[Text for analysis — start]
New technique could change approach to partial rotator cuff tears
“If a patient has a partial tear of the rotator cuff, it makes more sense to me to repair it in situ than to complete the tear and start all over again. We have refined an arthroscopic, transtendon technique to repair partial thickness rotator cuff tears and are able to report excellent results,” said Timothy E. Foster, MD, senior author of “Arthroscopic transtendon repair of partial thickness articular side rotator cuff tears.”
“These are degenerative tears of the rotator cuff—not the type of tears seen in overhead throwing athletes,” he emphasized.
The study was presented by co-author Jason E. Simon, MD, at the annual meeting of the American Orthopaedic Society of Sports Medicine.
Moving beyond the “mini-open”
“The way we have treated partial rotator cuff tears—where the tendon is torn more than
50 percent—was to complete the tear and then do the repair,” explained Dr. Foster. “At that point, you would have a full rotator cuff tear that could be repaired arthroscopically or with a ‘mini-open’ procedure.
“With this new procedure, however, we can repair these partial tears without turning them into full tears,” he said. “The procedure is technically challenging and has a learning curve. If you are an experienced shoulder surgeon who is skilled with using an arthroscope, however, you can learn this technique pretty quickly.”
Dr. Foster indicated that after performing about 10 procedures, a shoulder surgeon should be “comfortable” using the technique.
Highlights of technique
“Patients with Ellman grade III tears were diagnosed by history, physical examination, and magnetic resonance (MR) arthrogram,” explained Dr. Simon. “A standard diagnostic arthroscopy was performed in a lateral decubitus position.
“Cuff involvement was calculated by measuring the extent of the medial footprint of the tear with a calibrated probe, evaluating the remaining lateral footprint, and determining if the footprint involvement was greater than 50 percent,” he said.
“We used a spinal needle to retrieve sutures through the rotator cable, which allowed for optimal placement,” Dr. Simon continued. “The glenohumeral space was evaluated at the completion of the repair to ensure that the medial footprint had been restored.”
[Text for analysis — finish]
_What the task requires_: Return, word for word, the part of the article on partial rotator cuff tears that opens with the words containing "New technique could" and closes with "of Sports Medicine.". Work only from the article on partial rotator cuff tears.
[Information given — start]
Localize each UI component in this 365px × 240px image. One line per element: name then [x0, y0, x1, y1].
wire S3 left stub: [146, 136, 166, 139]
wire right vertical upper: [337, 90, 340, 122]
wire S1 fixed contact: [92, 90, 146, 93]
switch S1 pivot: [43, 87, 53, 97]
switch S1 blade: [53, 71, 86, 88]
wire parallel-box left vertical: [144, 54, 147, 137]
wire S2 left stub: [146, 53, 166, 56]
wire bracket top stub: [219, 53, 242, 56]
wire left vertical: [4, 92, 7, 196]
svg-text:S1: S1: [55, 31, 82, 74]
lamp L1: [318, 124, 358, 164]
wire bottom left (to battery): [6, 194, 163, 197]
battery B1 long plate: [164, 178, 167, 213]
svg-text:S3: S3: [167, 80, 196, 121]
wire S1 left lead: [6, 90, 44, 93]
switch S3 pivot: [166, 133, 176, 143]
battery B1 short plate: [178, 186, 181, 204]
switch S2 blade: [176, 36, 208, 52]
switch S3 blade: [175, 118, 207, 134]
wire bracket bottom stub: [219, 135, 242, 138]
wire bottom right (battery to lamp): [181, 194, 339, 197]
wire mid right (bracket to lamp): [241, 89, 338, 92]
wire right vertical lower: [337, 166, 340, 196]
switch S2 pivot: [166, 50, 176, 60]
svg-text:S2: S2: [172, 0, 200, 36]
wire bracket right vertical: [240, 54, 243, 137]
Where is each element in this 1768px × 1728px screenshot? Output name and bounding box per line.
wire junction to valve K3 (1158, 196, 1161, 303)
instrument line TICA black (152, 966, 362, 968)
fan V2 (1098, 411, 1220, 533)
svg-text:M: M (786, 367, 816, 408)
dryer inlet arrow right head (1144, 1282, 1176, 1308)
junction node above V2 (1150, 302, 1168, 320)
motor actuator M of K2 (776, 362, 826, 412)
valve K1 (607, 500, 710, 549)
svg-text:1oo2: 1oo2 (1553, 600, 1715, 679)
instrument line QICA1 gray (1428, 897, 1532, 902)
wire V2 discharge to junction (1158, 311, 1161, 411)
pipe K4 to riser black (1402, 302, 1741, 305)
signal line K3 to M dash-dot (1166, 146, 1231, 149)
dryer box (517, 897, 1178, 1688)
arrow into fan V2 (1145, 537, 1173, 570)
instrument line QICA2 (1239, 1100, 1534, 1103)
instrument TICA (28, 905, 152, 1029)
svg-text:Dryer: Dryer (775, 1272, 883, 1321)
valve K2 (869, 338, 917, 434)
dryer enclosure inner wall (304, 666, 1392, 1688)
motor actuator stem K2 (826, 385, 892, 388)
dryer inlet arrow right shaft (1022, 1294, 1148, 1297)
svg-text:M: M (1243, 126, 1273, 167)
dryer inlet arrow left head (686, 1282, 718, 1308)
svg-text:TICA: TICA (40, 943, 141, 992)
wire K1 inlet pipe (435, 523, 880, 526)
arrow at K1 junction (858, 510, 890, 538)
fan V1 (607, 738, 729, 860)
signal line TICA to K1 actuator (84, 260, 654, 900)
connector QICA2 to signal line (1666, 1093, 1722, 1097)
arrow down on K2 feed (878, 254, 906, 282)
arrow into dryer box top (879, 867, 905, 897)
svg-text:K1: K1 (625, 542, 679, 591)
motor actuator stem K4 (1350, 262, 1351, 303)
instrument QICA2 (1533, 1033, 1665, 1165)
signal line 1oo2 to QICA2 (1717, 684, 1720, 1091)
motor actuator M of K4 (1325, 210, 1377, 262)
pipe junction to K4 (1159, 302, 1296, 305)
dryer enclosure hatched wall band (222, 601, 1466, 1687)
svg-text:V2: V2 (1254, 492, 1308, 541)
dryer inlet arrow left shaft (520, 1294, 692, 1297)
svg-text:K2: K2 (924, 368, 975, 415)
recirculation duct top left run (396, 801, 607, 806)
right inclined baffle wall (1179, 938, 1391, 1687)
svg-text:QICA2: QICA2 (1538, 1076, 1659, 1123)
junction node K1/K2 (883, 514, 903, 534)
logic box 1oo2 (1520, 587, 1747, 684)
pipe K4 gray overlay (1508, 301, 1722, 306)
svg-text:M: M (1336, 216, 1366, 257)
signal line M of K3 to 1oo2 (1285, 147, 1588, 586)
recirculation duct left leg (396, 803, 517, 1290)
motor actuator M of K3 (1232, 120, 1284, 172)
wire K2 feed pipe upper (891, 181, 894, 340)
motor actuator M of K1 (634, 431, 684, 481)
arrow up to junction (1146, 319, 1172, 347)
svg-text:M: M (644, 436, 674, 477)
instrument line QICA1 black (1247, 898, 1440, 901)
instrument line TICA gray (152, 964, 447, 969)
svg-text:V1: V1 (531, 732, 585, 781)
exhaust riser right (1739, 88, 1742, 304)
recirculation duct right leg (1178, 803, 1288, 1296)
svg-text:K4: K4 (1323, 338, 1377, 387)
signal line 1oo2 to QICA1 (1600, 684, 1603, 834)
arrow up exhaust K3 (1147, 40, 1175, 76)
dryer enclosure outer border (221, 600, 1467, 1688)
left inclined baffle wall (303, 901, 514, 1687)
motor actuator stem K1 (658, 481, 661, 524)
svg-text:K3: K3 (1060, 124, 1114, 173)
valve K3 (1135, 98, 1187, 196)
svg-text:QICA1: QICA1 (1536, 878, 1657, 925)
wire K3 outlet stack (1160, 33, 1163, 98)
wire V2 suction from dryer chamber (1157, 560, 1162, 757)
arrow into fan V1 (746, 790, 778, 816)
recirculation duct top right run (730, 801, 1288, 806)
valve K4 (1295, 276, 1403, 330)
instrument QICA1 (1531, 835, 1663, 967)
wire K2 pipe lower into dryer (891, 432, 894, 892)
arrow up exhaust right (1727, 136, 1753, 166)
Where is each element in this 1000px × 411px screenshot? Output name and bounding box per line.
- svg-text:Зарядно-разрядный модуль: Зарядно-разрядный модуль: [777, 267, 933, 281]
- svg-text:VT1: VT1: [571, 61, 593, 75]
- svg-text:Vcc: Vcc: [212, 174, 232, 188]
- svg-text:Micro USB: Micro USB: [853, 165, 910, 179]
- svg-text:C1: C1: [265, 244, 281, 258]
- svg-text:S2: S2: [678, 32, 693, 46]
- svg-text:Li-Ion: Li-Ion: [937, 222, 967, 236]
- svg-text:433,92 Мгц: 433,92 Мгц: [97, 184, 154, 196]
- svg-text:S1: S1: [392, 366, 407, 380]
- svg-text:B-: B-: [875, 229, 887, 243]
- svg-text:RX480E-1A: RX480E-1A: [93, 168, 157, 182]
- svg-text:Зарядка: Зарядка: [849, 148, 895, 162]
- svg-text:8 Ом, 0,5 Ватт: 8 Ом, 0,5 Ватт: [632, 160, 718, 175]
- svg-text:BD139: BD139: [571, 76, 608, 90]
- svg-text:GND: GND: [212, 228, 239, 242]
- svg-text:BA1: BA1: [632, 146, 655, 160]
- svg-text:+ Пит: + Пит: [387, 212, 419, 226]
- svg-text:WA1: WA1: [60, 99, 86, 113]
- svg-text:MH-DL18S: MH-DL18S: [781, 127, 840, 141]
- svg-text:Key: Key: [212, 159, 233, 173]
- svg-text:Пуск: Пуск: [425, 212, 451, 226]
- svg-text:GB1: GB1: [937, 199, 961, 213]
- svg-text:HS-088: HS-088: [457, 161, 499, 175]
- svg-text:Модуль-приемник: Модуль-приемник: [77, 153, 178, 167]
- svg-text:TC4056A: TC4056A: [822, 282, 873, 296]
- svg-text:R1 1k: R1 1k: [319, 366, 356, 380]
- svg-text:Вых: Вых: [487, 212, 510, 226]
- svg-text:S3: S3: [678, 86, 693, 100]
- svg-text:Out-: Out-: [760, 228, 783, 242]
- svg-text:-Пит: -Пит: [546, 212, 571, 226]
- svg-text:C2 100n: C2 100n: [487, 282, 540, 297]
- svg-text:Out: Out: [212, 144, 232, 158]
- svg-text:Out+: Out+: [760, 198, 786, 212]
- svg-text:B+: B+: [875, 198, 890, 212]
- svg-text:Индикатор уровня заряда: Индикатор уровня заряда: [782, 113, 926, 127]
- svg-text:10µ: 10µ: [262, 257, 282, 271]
[Information given — finish]
_Written response_:
New technique could change approach to partial rotator cuff tears
“If a patient has a partial tear of the rotator cuff, it makes more sense to me to repair it in situ than to complete the tear and start all over again. We have refined an arthroscopic, transtendon technique to repair partial thickness rotator cuff tears and are able to report excellent results,” said Timothy E. Foster, MD, senior author of “Arthroscopic transtendon repair of partial thickness articular side rotator cuff tears.”
“These are degenerative tears of the rotator cuff—not the type of tears seen in overhead throwing athletes,” he emphasized.
The study was presented by co-author Jason E. Simon, MD, at the annual meeting of the American Orthopaedic Society of Sports Medicine.